» **Source data**:
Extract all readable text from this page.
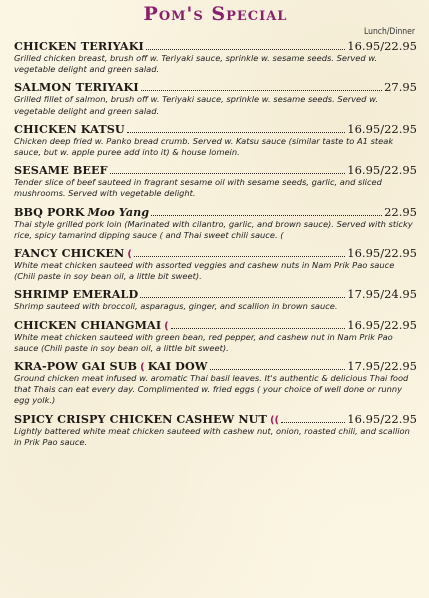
Pom's Special
Lunch/Dinner
CHICKEN TERIYAKI	16.95/22.95

Grilled chicken breast, brush off w. Teriyaki sauce, sprinkle w. sesame seeds. Served w. vegetable delight and green salad.

SALMON TERIYAKI	27.95

Grilled fillet of salmon, brush off w. Teriyaki sauce, sprinkle w. sesame seeds. Served w. vegetable delight and green salad.

CHICKEN KATSU	16.95/22.95

Chicken deep fried w. Panko bread crumb. Served w. Katsu sauce (similar taste to A1 steak sauce, but w. apple puree add into it) & house lomein.

SESAME BEEF	16.95/22.95

Tender slice of beef sauteed in fragrant sesame oil with sesame seeds, garlic, and sliced mushrooms. Served with vegetable delight.

BBQ PORK Moo Yang	22.95

Thai style grilled pork loin (Marinated with cilantro, garlic, and brown sauce). Served with sticky rice, spicy tamarind dipping sauce ( and Thai sweet chili sauce. (

FANCY CHICKEN (	16.95/22.95

White meat chicken sauteed with assorted veggies and cashew nuts in Nam Prik Pao sauce (Chili paste in soy bean oil, a little bit sweet).

SHRIMP EMERALD	17.95/24.95

Shrimp sauteed with broccoli, asparagus, ginger, and scallion in brown sauce.

CHICKEN CHIANGMAI (	16.95/22.95

White meat chicken sauteed with green bean, red pepper, and cashew nut in Nam Prik Pao sauce (Chili paste in soy bean oil, a little bit sweet).

KRA-POW GAI SUB ( KAI DOW	17.95/22.95

Ground chicken meat infused w. aromatic Thai basil leaves. It's authentic & delicious Thai food that Thais can eat every day. Complimented w. fried eggs ( your choice of well done or runny egg yolk.)

SPICY CRISPY CHICKEN CASHEW NUT ((	16.95/22.95

Lightly battered white meat chicken sauteed with cashew nut, onion, roasted chili, and scallion in Prik Pao sauce.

» **What to do**:
Could you repeat all of the material exactly? Pictures should not be copied.

» **Response**:
Extract all readable text from this page.
Pom's Special
Lunch/Dinner
CHICKEN TERIYAKI	16.95/22.95

Grilled chicken breast, brush off w. Teriyaki sauce, sprinkle w. sesame seeds. Served w. vegetable delight and green salad.

SALMON TERIYAKI	27.95

Grilled fillet of salmon, brush off w. Teriyaki sauce, sprinkle w. sesame seeds. Served w. vegetable delight and green salad.

CHICKEN KATSU	16.95/22.95

Chicken deep fried w. Panko bread crumb. Served w. Katsu sauce (similar taste to A1 steak sauce, but w. apple puree add into it) & house lomein.

SESAME BEEF	16.95/22.95

Tender slice of beef sauteed in fragrant sesame oil with sesame seeds, garlic, and sliced mushrooms. Served with vegetable delight.

BBQ PORK Moo Yang	22.95

Thai style grilled pork loin (Marinated with cilantro, garlic, and brown sauce). Served with sticky rice, spicy tamarind dipping sauce ( and Thai sweet chili sauce. (

FANCY CHICKEN (	16.95/22.95

White meat chicken sauteed with assorted veggies and cashew nuts in Nam Prik Pao sauce (Chili paste in soy bean oil, a little bit sweet).

SHRIMP EMERALD	17.95/24.95

Shrimp sauteed with broccoli, asparagus, ginger, and scallion in brown sauce.

CHICKEN CHIANGMAI (	16.95/22.95

White meat chicken sauteed with green bean, red pepper, and cashew nut in Nam Prik Pao sauce (Chili paste in soy bean oil, a little bit sweet).

KRA-POW GAI SUB ( KAI DOW	17.95/22.95

Ground chicken meat infused w. aromatic Thai basil leaves. It's authentic & delicious Thai food that Thais can eat every day. Complimented w. fried eggs ( your choice of well done or runny egg yolk.)

SPICY CRISPY CHICKEN CASHEW NUT ((	16.95/22.95

Lightly battered white meat chicken sauteed with cashew nut, onion, roasted chili, and scallion in Prik Pao sauce.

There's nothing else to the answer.